EXERCISE OBJECTIVE: Find how many lines of the listing below include the word "series", then report the number by itself.
===== DATASET EXCERPTS =====
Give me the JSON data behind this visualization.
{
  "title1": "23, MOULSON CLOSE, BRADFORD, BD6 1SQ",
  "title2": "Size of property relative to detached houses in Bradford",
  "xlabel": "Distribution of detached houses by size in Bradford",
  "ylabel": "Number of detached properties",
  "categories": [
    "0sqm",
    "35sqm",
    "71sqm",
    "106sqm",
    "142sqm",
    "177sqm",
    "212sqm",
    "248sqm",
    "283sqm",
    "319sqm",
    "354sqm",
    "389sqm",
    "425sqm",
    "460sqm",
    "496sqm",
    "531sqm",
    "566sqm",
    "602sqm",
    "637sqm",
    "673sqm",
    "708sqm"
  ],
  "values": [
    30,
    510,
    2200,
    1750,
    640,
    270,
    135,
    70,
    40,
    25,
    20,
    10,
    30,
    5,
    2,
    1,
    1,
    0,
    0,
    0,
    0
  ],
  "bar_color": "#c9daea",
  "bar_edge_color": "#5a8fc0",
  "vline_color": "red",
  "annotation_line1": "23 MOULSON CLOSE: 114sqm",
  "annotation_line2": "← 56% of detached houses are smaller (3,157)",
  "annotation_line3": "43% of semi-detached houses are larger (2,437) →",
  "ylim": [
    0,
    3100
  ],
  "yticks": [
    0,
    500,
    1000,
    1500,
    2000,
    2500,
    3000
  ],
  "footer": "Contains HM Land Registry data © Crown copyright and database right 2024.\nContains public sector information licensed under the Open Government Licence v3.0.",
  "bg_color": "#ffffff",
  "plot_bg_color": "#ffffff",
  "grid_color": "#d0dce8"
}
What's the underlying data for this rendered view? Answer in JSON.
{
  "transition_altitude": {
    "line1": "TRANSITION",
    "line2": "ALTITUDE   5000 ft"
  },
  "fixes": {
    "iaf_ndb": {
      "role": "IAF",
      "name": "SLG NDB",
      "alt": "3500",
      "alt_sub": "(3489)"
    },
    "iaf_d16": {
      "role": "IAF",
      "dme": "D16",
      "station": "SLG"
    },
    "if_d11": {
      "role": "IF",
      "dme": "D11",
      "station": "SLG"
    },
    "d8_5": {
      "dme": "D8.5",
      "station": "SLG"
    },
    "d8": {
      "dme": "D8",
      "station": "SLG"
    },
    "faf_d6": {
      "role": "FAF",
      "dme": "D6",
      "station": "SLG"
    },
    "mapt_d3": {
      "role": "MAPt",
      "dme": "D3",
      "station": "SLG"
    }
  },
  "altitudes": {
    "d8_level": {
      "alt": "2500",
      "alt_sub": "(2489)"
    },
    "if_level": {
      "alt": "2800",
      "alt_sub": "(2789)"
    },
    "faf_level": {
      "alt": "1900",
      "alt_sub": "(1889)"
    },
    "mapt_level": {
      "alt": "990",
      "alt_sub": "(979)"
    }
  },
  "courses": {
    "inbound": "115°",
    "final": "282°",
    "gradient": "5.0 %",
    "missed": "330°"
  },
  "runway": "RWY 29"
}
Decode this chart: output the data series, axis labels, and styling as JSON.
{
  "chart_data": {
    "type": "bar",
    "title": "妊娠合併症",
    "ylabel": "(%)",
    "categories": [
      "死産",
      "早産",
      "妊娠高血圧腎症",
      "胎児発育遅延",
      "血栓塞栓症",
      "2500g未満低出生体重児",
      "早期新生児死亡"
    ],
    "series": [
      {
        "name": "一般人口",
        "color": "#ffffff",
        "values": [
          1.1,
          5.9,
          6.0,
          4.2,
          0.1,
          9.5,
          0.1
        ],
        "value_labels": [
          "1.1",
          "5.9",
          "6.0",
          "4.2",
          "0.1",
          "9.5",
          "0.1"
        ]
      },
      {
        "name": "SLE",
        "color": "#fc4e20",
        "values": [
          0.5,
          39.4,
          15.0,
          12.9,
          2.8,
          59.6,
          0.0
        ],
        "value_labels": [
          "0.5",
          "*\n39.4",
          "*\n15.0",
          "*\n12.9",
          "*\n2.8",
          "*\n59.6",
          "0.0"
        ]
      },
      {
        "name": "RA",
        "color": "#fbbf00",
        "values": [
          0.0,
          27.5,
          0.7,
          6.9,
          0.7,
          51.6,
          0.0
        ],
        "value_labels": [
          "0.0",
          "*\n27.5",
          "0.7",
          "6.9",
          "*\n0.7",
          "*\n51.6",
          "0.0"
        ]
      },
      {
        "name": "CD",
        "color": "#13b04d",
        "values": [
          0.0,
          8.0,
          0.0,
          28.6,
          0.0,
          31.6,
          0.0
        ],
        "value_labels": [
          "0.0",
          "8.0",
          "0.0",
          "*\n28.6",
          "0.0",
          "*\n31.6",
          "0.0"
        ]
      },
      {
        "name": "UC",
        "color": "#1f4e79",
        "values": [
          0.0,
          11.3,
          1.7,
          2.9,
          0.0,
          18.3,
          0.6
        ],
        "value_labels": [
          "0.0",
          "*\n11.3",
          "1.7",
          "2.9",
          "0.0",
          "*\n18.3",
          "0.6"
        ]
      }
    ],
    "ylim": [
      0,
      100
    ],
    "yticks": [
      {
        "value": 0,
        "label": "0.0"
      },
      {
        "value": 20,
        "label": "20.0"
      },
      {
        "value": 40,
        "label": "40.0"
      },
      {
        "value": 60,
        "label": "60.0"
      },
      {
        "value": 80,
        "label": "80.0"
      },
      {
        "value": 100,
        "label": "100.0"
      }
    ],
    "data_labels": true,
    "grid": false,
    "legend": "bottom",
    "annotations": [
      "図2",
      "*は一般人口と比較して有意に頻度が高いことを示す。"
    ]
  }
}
=====
ANSWER IN FULL: 2